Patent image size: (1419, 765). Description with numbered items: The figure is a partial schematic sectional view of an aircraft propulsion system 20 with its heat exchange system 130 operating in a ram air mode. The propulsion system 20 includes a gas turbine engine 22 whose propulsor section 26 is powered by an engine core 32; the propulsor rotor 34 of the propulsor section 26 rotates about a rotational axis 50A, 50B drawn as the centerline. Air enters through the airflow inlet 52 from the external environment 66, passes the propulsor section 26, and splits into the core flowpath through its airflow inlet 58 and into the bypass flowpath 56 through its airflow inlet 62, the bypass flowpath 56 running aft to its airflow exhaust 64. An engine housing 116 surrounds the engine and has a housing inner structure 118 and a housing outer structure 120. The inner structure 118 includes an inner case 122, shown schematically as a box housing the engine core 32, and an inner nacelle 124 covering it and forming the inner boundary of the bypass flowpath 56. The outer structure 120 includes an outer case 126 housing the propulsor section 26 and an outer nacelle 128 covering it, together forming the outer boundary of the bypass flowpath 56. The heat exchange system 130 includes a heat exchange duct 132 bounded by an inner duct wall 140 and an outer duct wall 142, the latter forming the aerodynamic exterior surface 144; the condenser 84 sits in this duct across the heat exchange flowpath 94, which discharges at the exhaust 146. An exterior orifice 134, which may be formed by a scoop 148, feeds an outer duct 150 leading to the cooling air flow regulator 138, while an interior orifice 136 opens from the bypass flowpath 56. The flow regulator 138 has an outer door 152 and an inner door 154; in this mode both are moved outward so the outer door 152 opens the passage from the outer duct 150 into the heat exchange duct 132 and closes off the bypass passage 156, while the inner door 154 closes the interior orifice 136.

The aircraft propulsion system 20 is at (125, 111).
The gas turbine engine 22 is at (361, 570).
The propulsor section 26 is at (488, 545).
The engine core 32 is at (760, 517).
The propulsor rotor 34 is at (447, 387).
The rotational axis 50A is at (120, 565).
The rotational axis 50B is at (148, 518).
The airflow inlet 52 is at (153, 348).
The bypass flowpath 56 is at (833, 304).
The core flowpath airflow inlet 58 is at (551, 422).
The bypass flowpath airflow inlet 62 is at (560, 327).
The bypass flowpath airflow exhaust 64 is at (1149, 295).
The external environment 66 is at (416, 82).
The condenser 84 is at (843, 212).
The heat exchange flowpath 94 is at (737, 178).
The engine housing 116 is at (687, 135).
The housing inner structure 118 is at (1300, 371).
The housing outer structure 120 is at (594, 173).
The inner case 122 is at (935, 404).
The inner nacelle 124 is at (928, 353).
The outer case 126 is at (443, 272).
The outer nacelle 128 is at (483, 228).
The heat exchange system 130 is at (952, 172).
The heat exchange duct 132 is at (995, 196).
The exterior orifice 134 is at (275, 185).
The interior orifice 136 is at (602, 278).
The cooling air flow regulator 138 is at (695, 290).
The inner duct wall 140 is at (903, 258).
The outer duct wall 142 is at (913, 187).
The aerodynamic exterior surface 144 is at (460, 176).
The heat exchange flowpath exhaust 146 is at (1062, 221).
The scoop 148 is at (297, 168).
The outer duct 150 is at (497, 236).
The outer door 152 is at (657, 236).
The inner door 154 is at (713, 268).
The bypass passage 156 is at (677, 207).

◆ Exercise aim
Transcribe the records word for word, from their beginning through the line that contains "The aircraft propulsion", including that line.

◆ Response to the task
Patent image size: (1419, 765). Description with numbered items: The figure is a partial schematic sectional view of an aircraft propulsion system 20 with its heat exchange system 130 operating in a ram air mode. The propulsion system 20 includes a gas turbine engine 22 whose propulsor section 26 is powered by an engine core 32; the propulsor rotor 34 of the propulsor section 26 rotates about a rotational axis 50A, 50B drawn as the centerline. Air enters through the airflow inlet 52 from the external environment 66, passes the propulsor section 26, and splits into the core flowpath through its airflow inlet 58 and into the bypass flowpath 56 through its airflow inlet 62, the bypass flowpath 56 running aft to its airflow exhaust 64. An engine housing 116 surrounds the engine and has a housing inner structure 118 and a housing outer structure 120. The inner structure 118 includes an inner case 122, shown schematically as a box housing the engine core 32, and an inner nacelle 124 covering it and forming the inner boundary of the bypass flowpath 56. The outer structure 120 includes an outer case 126 housing the propulsor section 26 and an outer nacelle 128 covering it, together forming the outer boundary of the bypass flowpath 56. The heat exchange system 130 includes a heat exchange duct 132 bounded by an inner duct wall 140 and an outer duct wall 142, the latter forming the aerodynamic exterior surface 144; the condenser 84 sits in this duct across the heat exchange flowpath 94, which discharges at the exhaust 146. An exterior orifice 134, which may be formed by a scoop 148, feeds an outer duct 150 leading to the cooling air flow regulator 138, while an interior orifice 136 opens from the bypass flowpath 56. The flow regulator 138 has an outer door 152 and an inner door 154; in this mode both are moved outward so the outer door 152 opens the passage from the outer duct 150 into the heat exchange duct 132 and closes off the bypass passage 156, while the inner door 154 closes the interior orifice 136.

The aircraft propulsion system 20 is at (125, 111).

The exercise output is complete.